- _Materials provided_:
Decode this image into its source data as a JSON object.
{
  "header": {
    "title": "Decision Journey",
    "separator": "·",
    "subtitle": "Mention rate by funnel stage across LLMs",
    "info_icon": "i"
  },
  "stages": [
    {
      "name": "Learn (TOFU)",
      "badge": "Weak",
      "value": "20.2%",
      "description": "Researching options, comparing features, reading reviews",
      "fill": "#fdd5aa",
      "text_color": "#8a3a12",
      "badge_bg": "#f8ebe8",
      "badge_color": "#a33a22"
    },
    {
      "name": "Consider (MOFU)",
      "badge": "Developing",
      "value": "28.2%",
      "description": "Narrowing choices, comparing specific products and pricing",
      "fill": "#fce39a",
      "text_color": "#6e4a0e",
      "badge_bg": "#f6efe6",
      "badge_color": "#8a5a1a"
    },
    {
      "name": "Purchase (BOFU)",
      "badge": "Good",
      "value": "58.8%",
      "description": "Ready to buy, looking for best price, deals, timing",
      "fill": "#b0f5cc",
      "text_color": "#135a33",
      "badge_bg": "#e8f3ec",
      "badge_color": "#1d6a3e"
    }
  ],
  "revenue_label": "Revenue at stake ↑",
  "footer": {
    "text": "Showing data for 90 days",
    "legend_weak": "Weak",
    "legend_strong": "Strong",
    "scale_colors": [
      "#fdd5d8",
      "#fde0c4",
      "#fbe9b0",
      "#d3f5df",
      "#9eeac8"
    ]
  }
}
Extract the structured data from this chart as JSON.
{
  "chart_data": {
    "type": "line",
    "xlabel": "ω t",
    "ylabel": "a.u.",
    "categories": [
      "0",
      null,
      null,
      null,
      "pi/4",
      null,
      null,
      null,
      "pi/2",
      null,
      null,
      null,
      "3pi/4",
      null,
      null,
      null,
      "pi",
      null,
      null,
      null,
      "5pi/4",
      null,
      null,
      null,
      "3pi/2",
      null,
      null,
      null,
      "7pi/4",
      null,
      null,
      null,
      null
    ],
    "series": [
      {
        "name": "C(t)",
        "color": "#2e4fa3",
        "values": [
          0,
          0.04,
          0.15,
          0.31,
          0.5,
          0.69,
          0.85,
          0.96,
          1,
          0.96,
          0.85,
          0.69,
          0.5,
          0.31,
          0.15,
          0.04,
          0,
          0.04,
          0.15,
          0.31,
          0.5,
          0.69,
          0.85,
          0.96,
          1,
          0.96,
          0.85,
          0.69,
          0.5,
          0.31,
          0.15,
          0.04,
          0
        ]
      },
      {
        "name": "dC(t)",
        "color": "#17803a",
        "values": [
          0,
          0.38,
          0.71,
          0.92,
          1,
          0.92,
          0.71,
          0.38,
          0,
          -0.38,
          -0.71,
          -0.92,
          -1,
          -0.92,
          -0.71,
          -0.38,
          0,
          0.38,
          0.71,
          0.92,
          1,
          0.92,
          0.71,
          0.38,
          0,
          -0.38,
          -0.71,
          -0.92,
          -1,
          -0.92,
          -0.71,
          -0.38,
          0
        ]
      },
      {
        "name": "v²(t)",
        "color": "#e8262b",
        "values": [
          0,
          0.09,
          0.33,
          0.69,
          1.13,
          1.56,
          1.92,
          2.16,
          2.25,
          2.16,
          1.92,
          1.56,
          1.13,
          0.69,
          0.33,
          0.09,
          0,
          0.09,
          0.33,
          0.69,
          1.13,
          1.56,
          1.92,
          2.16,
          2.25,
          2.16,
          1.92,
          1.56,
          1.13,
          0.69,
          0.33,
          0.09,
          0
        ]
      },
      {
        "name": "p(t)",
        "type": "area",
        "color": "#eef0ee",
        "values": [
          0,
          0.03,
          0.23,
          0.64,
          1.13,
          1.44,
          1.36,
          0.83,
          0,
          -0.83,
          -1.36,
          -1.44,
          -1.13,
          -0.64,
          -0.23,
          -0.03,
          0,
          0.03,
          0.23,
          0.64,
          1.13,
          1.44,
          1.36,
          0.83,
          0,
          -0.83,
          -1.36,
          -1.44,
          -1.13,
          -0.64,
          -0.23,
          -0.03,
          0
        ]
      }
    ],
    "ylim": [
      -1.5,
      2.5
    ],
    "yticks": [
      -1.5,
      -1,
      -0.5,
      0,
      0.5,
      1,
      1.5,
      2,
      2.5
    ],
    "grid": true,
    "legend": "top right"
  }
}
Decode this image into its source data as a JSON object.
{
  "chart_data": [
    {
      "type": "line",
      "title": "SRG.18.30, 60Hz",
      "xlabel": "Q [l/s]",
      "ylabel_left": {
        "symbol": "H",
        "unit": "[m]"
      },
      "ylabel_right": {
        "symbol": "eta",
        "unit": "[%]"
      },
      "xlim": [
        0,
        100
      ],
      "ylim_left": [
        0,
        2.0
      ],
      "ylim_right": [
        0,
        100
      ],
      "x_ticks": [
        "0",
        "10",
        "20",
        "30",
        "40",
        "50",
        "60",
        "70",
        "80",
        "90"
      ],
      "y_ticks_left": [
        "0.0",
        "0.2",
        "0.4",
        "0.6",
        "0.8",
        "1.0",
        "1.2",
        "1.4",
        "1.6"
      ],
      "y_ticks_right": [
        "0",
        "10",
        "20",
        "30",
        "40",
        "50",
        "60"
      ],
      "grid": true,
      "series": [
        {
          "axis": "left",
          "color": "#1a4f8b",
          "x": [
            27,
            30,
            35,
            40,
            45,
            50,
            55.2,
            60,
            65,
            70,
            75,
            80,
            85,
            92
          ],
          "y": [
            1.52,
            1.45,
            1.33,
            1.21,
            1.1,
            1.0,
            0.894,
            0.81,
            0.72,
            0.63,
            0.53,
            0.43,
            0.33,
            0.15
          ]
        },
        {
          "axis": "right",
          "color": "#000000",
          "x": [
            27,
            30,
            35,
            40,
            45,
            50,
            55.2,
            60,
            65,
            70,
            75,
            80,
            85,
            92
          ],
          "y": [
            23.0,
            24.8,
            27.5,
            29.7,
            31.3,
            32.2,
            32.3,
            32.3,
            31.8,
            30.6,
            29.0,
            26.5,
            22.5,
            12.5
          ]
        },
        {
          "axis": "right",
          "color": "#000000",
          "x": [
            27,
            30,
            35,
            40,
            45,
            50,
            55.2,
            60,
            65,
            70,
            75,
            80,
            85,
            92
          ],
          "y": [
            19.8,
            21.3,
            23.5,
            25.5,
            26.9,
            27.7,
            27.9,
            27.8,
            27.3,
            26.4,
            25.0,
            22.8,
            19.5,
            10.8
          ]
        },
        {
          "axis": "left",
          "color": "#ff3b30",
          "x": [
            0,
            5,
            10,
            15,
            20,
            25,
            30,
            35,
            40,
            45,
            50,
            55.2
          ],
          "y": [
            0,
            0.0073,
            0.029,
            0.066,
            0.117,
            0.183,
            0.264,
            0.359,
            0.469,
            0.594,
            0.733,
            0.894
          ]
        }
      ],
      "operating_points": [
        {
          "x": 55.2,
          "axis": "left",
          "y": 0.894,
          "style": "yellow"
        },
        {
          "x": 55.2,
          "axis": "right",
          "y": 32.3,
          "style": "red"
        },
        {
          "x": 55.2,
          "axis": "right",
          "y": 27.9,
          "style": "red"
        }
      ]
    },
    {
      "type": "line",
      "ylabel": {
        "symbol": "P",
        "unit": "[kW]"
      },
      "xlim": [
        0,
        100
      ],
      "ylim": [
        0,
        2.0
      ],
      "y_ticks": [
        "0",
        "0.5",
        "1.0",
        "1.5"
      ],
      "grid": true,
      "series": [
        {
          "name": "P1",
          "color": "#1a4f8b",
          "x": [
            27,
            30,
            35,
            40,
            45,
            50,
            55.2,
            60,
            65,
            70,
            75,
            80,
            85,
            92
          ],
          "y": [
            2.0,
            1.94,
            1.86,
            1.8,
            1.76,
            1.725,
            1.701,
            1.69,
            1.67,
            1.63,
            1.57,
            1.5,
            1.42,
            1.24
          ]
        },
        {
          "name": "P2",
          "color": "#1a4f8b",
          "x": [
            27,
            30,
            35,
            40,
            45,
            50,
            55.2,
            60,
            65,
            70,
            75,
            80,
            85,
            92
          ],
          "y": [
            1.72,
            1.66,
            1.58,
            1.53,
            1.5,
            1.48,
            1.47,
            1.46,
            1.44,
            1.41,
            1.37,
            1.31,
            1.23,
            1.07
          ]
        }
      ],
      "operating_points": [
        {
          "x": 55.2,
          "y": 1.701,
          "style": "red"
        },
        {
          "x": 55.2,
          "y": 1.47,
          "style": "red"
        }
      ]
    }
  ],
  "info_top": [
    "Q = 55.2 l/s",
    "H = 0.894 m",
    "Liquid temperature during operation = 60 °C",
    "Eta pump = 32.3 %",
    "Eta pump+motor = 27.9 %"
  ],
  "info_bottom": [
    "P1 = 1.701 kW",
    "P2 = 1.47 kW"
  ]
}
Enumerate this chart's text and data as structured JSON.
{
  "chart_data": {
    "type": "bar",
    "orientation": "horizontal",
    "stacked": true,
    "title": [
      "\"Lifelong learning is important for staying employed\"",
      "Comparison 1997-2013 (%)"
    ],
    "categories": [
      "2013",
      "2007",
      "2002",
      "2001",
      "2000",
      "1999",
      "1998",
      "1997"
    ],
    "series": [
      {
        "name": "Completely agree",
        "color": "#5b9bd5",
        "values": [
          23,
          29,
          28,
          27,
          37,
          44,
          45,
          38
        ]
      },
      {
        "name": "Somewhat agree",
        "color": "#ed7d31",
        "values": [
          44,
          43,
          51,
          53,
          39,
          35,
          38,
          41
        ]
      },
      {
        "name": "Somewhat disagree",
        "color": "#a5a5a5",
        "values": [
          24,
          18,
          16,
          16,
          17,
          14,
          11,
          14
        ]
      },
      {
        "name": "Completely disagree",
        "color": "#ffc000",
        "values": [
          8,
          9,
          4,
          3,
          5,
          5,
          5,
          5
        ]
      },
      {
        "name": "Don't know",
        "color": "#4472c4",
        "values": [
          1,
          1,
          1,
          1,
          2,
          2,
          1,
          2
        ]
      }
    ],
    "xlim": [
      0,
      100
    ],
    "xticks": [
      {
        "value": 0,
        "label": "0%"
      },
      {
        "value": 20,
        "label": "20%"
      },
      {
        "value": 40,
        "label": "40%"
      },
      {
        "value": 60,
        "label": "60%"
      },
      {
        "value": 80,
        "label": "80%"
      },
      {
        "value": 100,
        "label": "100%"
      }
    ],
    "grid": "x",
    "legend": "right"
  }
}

- _Problem to solve_: Copy exactly the lines of the listing above, beginning at the line with "Enumerate this chart's" and ending at its final line; write out nothing else.

- _Problem solution_:
Enumerate this chart's text and data as structured JSON.
{
  "chart_data": {
    "type": "bar",
    "orientation": "horizontal",
    "stacked": true,
    "title": [
      "\"Lifelong learning is important for staying employed\"",
      "Comparison 1997-2013 (%)"
    ],
    "categories": [
      "2013",
      "2007",
      "2002",
      "2001",
      "2000",
      "1999",
      "1998",
      "1997"
    ],
    "series": [
      {
        "name": "Completely agree",
        "color": "#5b9bd5",
        "values": [
          23,
          29,
          28,
          27,
          37,
          44,
          45,
          38
        ]
      },
      {
        "name": "Somewhat agree",
        "color": "#ed7d31",
        "values": [
          44,
          43,
          51,
          53,
          39,
          35,
          38,
          41
        ]
      },
      {
        "name": "Somewhat disagree",
        "color": "#a5a5a5",
        "values": [
          24,
          18,
          16,
          16,
          17,
          14,
          11,
          14
        ]
      },
      {
        "name": "Completely disagree",
        "color": "#ffc000",
        "values": [
          8,
          9,
          4,
          3,
          5,
          5,
          5,
          5
        ]
      },
      {
        "name": "Don't know",
        "color": "#4472c4",
        "values": [
          1,
          1,
          1,
          1,
          2,
          2,
          1,
          2
        ]
      }
    ],
    "xlim": [
      0,
      100
    ],
    "xticks": [
      {
        "value": 0,
        "label": "0%"
      },
      {
        "value": 20,
        "label": "20%"
      },
      {
        "value": 40,
        "label": "40%"
      },
      {
        "value": 60,
        "label": "60%"
      },
      {
        "value": 80,
        "label": "80%"
      },
      {
        "value": 100,
        "label": "100%"
      }
    ],
    "grid": "x",
    "legend": "right"
  }
}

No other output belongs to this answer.